* _Exercise instructions_
Exactly as written, retype the listing below, omitting the pictures.

begin Material for this exercise

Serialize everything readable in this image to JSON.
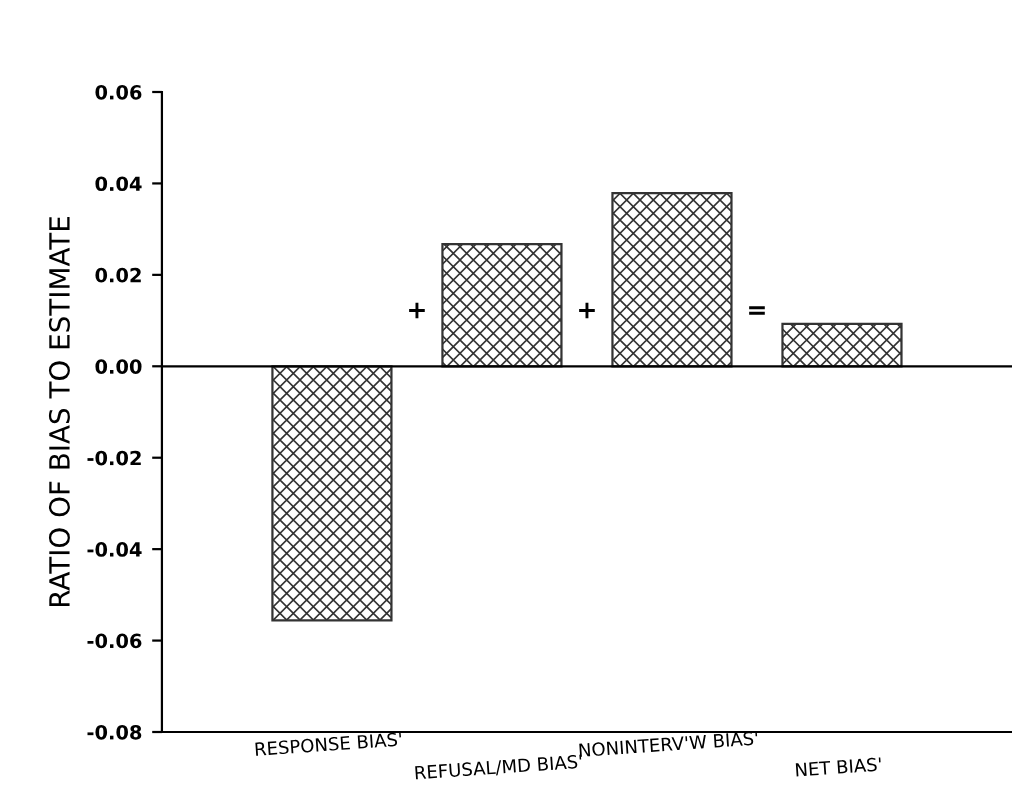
{
  "chart_data": {
    "type": "bar",
    "categories": [
      "RESPONSE BIAS'",
      "REFUSAL/MD BIAS'",
      "NONINTERV'W BIAS'",
      "NET BIAS'"
    ],
    "values": [
      -0.0556,
      0.0267,
      0.0379,
      0.0093
    ],
    "color": "#333333",
    "ylabel": "RATIO OF BIAS TO ESTIMATE",
    "ylim": [
      -0.08,
      0.06
    ],
    "yticks": [
      {
        "value": -0.08,
        "label": "-0.08"
      },
      {
        "value": -0.06,
        "label": "-0.06"
      },
      {
        "value": -0.04,
        "label": "-0.04"
      },
      {
        "value": -0.02,
        "label": "-0.02"
      },
      {
        "value": 0.0,
        "label": "0.00"
      },
      {
        "value": 0.02,
        "label": "0.02"
      },
      {
        "value": 0.04,
        "label": "0.04"
      },
      {
        "value": 0.06,
        "label": "0.06"
      }
    ],
    "ref_lines": [
      {
        "axis": "y",
        "value": 0
      }
    ],
    "annotations": [
      "+",
      "+",
      "="
    ],
    "grid": false
  }
}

end Material for this exercise

* _Result_
Serialize everything readable in this image to JSON.
{
  "chart_data": {
    "type": "bar",
    "categories": [
      "RESPONSE BIAS'",
      "REFUSAL/MD BIAS'",
      "NONINTERV'W BIAS'",
      "NET BIAS'"
    ],
    "values": [
      -0.0556,
      0.0267,
      0.0379,
      0.0093
    ],
    "color": "#333333",
    "ylabel": "RATIO OF BIAS TO ESTIMATE",
    "ylim": [
      -0.08,
      0.06
    ],
    "yticks": [
      {
        "value": -0.08,
        "label": "-0.08"
      },
      {
        "value": -0.06,
        "label": "-0.06"
      },
      {
        "value": -0.04,
        "label": "-0.04"
      },
      {
        "value": -0.02,
        "label": "-0.02"
      },
      {
        "value": 0.0,
        "label": "0.00"
      },
      {
        "value": 0.02,
        "label": "0.02"
      },
      {
        "value": 0.04,
        "label": "0.04"
      },
      {
        "value": 0.06,
        "label": "0.06"
      }
    ],
    "ref_lines": [
      {
        "axis": "y",
        "value": 0
      }
    ],
    "annotations": [
      "+",
      "+",
      "="
    ],
    "grid": false
  }
}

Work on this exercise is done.